* THE EXERCISE
Copy each line holding the string "caption".

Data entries
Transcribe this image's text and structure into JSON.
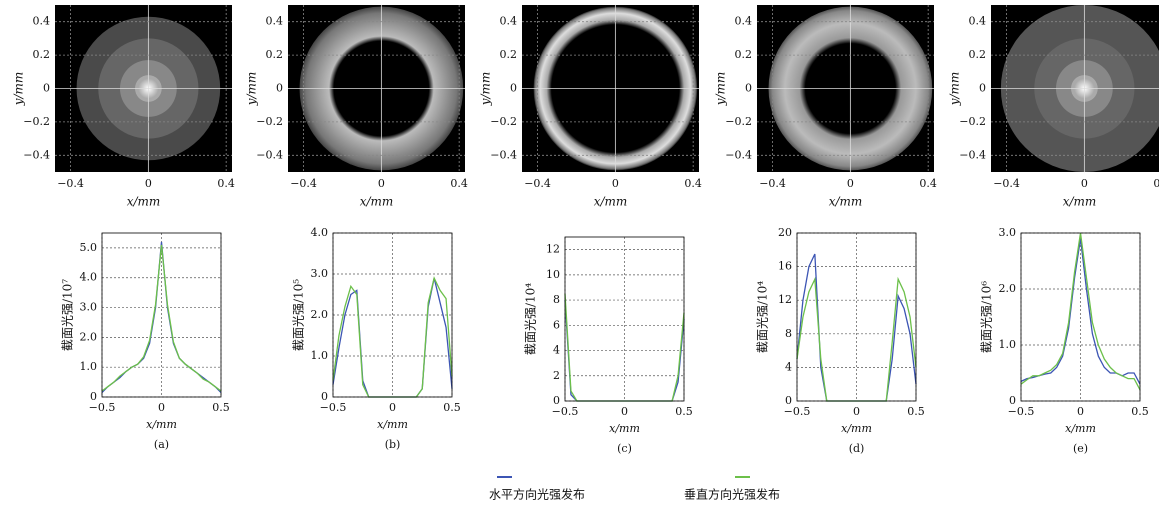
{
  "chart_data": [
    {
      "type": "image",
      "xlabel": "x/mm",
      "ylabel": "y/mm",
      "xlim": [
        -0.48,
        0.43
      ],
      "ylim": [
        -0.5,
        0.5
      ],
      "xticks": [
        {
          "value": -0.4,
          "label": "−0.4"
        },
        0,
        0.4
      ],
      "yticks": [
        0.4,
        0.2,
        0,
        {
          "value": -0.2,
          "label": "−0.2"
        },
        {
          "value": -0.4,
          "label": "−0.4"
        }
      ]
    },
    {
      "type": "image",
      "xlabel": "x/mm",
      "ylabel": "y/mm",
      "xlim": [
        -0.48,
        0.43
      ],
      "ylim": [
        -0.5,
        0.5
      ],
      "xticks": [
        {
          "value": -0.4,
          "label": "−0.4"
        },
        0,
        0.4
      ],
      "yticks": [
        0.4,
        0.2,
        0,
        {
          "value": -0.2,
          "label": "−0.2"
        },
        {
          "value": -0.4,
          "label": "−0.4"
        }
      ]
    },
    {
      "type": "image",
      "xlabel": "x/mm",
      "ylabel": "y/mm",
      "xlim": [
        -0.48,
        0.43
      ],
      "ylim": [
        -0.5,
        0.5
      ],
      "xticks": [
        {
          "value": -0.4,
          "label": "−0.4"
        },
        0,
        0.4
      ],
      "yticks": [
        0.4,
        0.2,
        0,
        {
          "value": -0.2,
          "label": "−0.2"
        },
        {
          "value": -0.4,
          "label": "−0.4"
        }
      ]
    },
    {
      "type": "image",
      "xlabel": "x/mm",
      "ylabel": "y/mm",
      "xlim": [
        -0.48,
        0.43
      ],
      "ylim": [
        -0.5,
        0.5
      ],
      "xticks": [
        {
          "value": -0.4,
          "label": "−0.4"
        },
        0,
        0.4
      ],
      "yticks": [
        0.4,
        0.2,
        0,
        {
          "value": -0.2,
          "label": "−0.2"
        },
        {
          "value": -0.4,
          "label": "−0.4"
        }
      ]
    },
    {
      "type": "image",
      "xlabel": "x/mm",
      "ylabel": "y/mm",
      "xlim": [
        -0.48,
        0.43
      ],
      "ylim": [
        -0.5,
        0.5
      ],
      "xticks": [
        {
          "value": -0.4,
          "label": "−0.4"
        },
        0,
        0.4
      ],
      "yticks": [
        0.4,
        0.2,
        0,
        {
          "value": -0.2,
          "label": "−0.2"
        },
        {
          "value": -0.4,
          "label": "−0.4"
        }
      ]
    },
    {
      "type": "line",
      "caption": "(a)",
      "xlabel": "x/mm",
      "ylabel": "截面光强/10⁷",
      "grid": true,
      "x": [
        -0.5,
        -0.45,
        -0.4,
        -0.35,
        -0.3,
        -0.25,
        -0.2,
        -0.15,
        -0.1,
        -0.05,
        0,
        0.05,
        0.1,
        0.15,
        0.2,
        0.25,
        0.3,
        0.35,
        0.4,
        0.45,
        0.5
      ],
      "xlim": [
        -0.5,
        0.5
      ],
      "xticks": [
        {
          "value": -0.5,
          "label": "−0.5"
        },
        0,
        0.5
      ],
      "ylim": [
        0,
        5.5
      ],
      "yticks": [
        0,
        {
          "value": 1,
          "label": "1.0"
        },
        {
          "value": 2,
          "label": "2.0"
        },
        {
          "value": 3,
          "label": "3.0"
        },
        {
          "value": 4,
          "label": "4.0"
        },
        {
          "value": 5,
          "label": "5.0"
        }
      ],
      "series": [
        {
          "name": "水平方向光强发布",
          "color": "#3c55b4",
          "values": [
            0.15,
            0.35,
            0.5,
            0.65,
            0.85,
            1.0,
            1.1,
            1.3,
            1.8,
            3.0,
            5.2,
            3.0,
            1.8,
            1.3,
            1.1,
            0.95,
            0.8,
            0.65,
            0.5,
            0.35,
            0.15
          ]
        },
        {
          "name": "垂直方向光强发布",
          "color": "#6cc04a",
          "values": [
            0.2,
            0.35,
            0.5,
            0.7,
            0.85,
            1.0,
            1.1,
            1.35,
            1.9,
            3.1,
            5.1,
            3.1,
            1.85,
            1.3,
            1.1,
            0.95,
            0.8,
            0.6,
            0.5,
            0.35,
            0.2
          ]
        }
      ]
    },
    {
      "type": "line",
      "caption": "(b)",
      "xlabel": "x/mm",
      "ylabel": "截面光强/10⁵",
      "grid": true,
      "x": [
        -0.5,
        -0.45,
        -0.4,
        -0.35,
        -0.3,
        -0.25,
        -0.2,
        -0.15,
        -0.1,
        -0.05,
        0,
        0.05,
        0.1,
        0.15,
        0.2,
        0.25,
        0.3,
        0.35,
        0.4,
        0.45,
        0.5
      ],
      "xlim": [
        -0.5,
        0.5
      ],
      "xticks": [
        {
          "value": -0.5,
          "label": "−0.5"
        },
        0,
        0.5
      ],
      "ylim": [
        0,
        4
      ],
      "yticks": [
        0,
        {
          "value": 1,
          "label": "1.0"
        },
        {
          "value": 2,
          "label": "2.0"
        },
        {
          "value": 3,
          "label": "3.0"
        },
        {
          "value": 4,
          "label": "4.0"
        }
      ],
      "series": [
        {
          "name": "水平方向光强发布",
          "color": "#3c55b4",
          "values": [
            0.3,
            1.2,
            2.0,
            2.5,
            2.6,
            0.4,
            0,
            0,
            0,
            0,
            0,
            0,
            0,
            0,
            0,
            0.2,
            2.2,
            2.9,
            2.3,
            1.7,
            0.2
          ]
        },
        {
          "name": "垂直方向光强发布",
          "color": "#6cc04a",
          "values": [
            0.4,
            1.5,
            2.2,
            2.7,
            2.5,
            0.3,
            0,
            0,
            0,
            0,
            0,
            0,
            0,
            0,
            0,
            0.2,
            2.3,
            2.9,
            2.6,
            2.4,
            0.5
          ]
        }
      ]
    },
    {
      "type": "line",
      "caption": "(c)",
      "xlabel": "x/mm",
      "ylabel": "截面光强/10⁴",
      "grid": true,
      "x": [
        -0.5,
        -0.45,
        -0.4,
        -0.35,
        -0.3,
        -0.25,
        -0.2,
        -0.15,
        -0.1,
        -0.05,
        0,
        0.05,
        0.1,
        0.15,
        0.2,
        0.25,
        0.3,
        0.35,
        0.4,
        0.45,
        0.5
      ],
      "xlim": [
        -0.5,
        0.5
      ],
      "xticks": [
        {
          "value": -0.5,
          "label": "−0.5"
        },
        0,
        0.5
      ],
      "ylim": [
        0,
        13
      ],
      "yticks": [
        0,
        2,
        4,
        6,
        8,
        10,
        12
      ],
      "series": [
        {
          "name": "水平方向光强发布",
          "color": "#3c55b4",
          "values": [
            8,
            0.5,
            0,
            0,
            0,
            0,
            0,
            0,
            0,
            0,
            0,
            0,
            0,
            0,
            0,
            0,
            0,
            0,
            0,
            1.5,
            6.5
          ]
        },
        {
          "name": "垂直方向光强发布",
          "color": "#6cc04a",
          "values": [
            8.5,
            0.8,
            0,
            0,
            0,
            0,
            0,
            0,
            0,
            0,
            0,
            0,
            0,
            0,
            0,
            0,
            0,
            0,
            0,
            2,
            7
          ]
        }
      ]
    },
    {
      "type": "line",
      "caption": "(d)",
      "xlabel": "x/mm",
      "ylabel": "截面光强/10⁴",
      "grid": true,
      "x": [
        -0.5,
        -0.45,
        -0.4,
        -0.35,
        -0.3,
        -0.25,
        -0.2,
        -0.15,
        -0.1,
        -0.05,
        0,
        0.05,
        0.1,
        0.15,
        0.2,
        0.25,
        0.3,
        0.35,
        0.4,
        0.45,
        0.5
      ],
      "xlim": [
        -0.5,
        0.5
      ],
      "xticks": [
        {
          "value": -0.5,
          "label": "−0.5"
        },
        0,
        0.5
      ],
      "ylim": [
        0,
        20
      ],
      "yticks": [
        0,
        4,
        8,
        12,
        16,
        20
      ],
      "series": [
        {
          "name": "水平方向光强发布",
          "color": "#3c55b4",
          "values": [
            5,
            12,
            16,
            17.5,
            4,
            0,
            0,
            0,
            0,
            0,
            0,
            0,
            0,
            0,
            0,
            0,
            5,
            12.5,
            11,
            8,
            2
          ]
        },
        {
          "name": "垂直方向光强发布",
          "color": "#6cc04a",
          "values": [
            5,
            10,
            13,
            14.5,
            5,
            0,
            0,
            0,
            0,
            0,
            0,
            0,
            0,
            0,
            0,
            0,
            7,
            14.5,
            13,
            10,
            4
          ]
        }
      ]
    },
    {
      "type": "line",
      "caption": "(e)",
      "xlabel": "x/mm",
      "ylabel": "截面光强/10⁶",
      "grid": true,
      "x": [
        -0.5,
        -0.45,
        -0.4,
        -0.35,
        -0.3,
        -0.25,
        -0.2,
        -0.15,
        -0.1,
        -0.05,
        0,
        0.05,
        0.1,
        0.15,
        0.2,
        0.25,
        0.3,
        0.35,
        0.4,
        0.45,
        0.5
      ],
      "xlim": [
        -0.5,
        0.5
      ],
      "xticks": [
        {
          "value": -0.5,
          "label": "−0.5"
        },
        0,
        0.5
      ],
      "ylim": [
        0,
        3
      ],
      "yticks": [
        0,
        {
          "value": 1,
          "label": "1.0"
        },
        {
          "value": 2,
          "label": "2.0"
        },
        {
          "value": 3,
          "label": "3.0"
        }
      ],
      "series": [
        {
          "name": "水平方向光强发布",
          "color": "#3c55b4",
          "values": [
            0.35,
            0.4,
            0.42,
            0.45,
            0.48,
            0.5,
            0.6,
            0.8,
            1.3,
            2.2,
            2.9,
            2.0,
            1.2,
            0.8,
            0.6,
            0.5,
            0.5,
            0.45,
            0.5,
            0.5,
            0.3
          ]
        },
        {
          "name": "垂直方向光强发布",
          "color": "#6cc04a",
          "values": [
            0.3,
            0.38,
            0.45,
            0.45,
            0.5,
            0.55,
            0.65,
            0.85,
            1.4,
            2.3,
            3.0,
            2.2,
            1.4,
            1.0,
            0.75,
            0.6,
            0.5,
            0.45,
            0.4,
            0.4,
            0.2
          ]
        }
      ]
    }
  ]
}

* COMPLETED TASK
      "caption": "(a)",
      "caption": "(b)",
      "caption": "(c)",
      "caption": "(d)",
      "caption": "(e)",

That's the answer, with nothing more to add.